● **WORK REQUIRED**
Present the records as a numbered list, leaving out any blank lines and including every record.

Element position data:
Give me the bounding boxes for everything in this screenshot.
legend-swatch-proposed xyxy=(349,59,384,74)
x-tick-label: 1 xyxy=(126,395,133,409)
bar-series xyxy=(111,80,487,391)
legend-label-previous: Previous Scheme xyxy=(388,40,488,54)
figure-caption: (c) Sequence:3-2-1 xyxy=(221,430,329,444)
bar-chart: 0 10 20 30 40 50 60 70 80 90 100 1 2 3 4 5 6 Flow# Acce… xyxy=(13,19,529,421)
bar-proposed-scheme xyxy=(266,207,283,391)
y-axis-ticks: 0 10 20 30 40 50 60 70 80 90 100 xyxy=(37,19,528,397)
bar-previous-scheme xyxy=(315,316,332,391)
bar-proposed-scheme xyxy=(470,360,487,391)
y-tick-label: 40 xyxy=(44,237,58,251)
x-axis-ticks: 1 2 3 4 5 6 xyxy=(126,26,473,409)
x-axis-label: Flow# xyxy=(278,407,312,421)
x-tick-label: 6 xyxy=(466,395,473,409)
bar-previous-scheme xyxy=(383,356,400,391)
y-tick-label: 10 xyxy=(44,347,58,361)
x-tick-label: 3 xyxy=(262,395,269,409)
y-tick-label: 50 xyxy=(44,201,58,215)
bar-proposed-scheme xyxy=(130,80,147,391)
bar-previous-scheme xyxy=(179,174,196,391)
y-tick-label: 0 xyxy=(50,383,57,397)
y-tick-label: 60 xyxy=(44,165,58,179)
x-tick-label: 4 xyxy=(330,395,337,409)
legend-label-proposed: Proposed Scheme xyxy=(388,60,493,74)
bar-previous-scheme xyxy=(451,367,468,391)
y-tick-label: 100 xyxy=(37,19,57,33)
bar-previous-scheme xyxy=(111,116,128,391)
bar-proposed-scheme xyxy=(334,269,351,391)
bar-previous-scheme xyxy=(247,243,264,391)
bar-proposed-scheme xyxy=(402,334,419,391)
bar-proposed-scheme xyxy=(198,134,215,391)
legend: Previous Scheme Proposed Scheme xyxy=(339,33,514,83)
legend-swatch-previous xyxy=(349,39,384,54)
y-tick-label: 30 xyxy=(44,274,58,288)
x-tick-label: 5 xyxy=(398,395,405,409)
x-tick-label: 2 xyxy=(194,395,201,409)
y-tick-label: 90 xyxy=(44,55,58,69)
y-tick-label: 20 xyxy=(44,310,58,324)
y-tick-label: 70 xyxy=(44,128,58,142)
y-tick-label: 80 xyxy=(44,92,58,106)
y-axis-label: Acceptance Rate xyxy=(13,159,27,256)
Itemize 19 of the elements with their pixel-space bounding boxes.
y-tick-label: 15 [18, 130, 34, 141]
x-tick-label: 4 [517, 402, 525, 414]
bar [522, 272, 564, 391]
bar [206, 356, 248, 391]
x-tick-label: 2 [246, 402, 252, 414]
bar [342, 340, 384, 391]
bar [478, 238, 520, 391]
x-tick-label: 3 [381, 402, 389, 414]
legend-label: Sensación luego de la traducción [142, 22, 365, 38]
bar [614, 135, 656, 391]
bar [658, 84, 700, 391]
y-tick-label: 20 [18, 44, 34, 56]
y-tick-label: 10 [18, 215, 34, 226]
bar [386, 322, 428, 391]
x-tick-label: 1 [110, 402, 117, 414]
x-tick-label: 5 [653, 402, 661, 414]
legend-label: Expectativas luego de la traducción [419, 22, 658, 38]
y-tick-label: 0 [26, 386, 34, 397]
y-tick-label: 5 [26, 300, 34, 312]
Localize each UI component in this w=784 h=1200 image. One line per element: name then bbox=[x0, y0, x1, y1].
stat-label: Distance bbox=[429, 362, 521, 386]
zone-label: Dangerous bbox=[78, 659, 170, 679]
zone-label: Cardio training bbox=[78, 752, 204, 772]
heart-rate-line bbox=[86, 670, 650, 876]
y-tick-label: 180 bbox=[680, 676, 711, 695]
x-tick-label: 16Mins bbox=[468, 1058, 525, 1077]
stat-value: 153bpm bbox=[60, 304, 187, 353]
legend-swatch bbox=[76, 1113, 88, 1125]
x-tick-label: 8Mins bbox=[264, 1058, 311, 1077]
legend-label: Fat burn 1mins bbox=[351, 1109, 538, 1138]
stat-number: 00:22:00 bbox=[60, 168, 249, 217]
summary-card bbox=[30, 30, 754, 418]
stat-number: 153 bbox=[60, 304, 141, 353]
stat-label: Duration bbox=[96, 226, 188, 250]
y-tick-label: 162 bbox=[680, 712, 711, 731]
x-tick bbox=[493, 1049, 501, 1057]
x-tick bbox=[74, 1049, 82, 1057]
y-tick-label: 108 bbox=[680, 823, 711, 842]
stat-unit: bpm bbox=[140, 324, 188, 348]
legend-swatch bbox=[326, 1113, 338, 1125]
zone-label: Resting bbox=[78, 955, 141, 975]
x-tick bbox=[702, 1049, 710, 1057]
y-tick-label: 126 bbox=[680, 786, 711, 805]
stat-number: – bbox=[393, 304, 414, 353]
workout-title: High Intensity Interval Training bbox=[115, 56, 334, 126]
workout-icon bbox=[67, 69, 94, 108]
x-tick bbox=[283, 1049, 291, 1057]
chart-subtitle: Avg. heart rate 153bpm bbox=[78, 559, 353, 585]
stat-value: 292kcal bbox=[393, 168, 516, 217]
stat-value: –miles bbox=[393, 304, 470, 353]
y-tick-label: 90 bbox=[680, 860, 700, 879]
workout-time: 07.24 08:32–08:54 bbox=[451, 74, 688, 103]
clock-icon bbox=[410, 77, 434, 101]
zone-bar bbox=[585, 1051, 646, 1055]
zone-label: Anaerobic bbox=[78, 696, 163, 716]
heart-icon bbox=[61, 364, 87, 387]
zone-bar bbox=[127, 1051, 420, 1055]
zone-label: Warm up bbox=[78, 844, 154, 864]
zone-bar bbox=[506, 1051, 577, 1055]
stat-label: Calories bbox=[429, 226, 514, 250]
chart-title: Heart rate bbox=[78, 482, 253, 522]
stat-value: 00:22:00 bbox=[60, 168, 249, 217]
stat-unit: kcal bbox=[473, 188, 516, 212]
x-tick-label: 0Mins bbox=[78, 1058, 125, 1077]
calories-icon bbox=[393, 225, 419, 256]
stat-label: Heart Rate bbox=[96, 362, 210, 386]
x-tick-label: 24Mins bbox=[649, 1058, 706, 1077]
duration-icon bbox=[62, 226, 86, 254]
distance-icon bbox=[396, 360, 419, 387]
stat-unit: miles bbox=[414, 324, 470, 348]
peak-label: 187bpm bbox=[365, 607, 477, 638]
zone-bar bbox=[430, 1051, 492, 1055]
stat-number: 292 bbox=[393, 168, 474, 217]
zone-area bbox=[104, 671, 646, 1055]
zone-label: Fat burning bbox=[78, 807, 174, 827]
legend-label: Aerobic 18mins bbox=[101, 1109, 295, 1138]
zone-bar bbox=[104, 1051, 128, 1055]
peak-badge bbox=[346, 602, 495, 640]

● **FULL SOLUTION**
1. Give me the bounding boxes for everything in this screenshot.
2. legend-swatch-proposed xyxy=(349,59,384,74)
3. x-tick-label: 1 xyxy=(126,395,133,409)
4. bar-series xyxy=(111,80,487,391)
5. legend-label-previous: Previous Scheme xyxy=(388,40,488,54)
6. figure-caption: (c) Sequence:3-2-1 xyxy=(221,430,329,444)
7. bar-chart: 0 10 20 30 40 50 60 70 80 90 100 1 2 3 4 5 6 Flow# Acce… xyxy=(13,19,529,421)
8. bar-proposed-scheme xyxy=(266,207,283,391)
9. y-axis-ticks: 0 10 20 30 40 50 60 70 80 90 100 xyxy=(37,19,528,397)
10. bar-previous-scheme xyxy=(315,316,332,391)
11. bar-proposed-scheme xyxy=(470,360,487,391)
12. y-tick-label: 40 xyxy=(44,237,58,251)
13. x-axis-ticks: 1 2 3 4 5 6 xyxy=(126,26,473,409)
14. x-axis-label: Flow# xyxy=(278,407,312,421)
15. x-tick-label: 6 xyxy=(466,395,473,409)
16. bar-previous-scheme xyxy=(383,356,400,391)
17. y-tick-label: 10 xyxy=(44,347,58,361)
18. x-tick-label: 3 xyxy=(262,395,269,409)
19. y-tick-label: 50 xyxy=(44,201,58,215)
20. bar-proposed-scheme xyxy=(130,80,147,391)
21. bar-previous-scheme xyxy=(179,174,196,391)
22. y-tick-label: 0 xyxy=(50,383,57,397)
23. y-tick-label: 60 xyxy=(44,165,58,179)
24. x-tick-label: 4 xyxy=(330,395,337,409)
25. legend-label-proposed: Proposed Scheme xyxy=(388,60,493,74)
26. bar-previous-scheme xyxy=(451,367,468,391)
27. y-tick-label: 100 xyxy=(37,19,57,33)
28. bar-previous-scheme xyxy=(111,116,128,391)
29. bar-proposed-scheme xyxy=(334,269,351,391)
30. bar-previous-scheme xyxy=(247,243,264,391)
31. bar-proposed-scheme xyxy=(402,334,419,391)
32. bar-proposed-scheme xyxy=(198,134,215,391)
33. legend: Previous Scheme Proposed Scheme xyxy=(339,33,514,83)
34. legend-swatch-previous xyxy=(349,39,384,54)
35. y-tick-label: 30 xyxy=(44,274,58,288)
36. x-tick-label: 5 xyxy=(398,395,405,409)
37. x-tick-label: 2 xyxy=(194,395,201,409)
38. y-tick-label: 90 xyxy=(44,55,58,69)
39. y-tick-label: 20 xyxy=(44,310,58,324)
40. y-tick-label: 70 xyxy=(44,128,58,142)
41. y-tick-label: 80 xyxy=(44,92,58,106)
42. y-axis-label: Acceptance Rate xyxy=(13,159,27,256)
43. Itemize 19 of the elements with their pixel-space bounding boxes.
44. y-tick-label: 15 [18, 130, 34, 141]
45. x-tick-label: 4 [517, 402, 525, 414]
46. bar [522, 272, 564, 391]
47. bar [206, 356, 248, 391]
48. x-tick-label: 2 [246, 402, 252, 414]
49. bar [342, 340, 384, 391]
50. bar [478, 238, 520, 391]
51. x-tick-label: 3 [381, 402, 389, 414]
52. legend-label: Sensación luego de la traducción [142, 22, 365, 38]
53. bar [614, 135, 656, 391]
54. bar [658, 84, 700, 391]
55. y-tick-label: 20 [18, 44, 34, 56]
56. y-tick-label: 10 [18, 215, 34, 226]
57. bar [386, 322, 428, 391]
58. x-tick-label: 1 [110, 402, 117, 414]
59. x-tick-label: 5 [653, 402, 661, 414]
60. legend-label: Expectativas luego de la traducción [419, 22, 658, 38]
61. y-tick-label: 0 [26, 386, 34, 397]
62. y-tick-label: 5 [26, 300, 34, 312]
63. Localize each UI component in this w=784 h=1200 image. One line per element: name then bbox=[x0, y0, x1, y1].
64. stat-label: Distance bbox=[429, 362, 521, 386]
65. zone-label: Dangerous bbox=[78, 659, 170, 679]
66. zone-label: Cardio training bbox=[78, 752, 204, 772]
67. heart-rate-line bbox=[86, 670, 650, 876]
68. y-tick-label: 180 bbox=[680, 676, 711, 695]
69. x-tick-label: 16Mins bbox=[468, 1058, 525, 1077]
70. stat-value: 153bpm bbox=[60, 304, 187, 353]
71. legend-swatch bbox=[76, 1113, 88, 1125]
72. x-tick-label: 8Mins bbox=[264, 1058, 311, 1077]
73. legend-label: Fat burn 1mins bbox=[351, 1109, 538, 1138]
74. stat-number: 00:22:00 bbox=[60, 168, 249, 217]
75. summary-card bbox=[30, 30, 754, 418]
76. stat-number: 153 bbox=[60, 304, 141, 353]
77. stat-label: Duration bbox=[96, 226, 188, 250]
78. y-tick-label: 162 bbox=[680, 712, 711, 731]
79. x-tick bbox=[493, 1049, 501, 1057]
80. x-tick bbox=[74, 1049, 82, 1057]
81. y-tick-label: 108 bbox=[680, 823, 711, 842]
82. stat-unit: bpm bbox=[140, 324, 188, 348]
83. legend-swatch bbox=[326, 1113, 338, 1125]
84. zone-label: Resting bbox=[78, 955, 141, 975]
85. x-tick bbox=[702, 1049, 710, 1057]
86. y-tick-label: 126 bbox=[680, 786, 711, 805]
87. stat-number: – bbox=[393, 304, 414, 353]
88. workout-title: High Intensity Interval Training bbox=[115, 56, 334, 126]
89. workout-icon bbox=[67, 69, 94, 108]
90. x-tick bbox=[283, 1049, 291, 1057]
91. chart-subtitle: Avg. heart rate 153bpm bbox=[78, 559, 353, 585]
92. stat-value: 292kcal bbox=[393, 168, 516, 217]
93. stat-value: –miles bbox=[393, 304, 470, 353]
94. y-tick-label: 90 bbox=[680, 860, 700, 879]
95. workout-time: 07.24 08:32–08:54 bbox=[451, 74, 688, 103]
96. clock-icon bbox=[410, 77, 434, 101]
97. zone-bar bbox=[585, 1051, 646, 1055]
98. zone-label: Anaerobic bbox=[78, 696, 163, 716]
99. heart-icon bbox=[61, 364, 87, 387]
100. zone-bar bbox=[127, 1051, 420, 1055]
101. zone-label: Warm up bbox=[78, 844, 154, 864]
102. zone-bar bbox=[506, 1051, 577, 1055]
103. stat-label: Calories bbox=[429, 226, 514, 250]
104. chart-title: Heart rate bbox=[78, 482, 253, 522]
105. stat-value: 00:22:00 bbox=[60, 168, 249, 217]
106. stat-unit: kcal bbox=[473, 188, 516, 212]
107. x-tick-label: 0Mins bbox=[78, 1058, 125, 1077]
108. calories-icon bbox=[393, 225, 419, 256]
109. stat-label: Heart Rate bbox=[96, 362, 210, 386]
110. x-tick-label: 24Mins bbox=[649, 1058, 706, 1077]
111. duration-icon bbox=[62, 226, 86, 254]
112. distance-icon bbox=[396, 360, 419, 387]
113. stat-unit: miles bbox=[414, 324, 470, 348]
114. peak-label: 187bpm bbox=[365, 607, 477, 638]
115. zone-bar bbox=[430, 1051, 492, 1055]
116. stat-number: 292 bbox=[393, 168, 474, 217]
117. zone-area bbox=[104, 671, 646, 1055]
118. zone-label: Fat burning bbox=[78, 807, 174, 827]
119. legend-label: Aerobic 18mins bbox=[101, 1109, 295, 1138]
120. zone-bar bbox=[104, 1051, 128, 1055]
121. peak-badge bbox=[346, 602, 495, 640]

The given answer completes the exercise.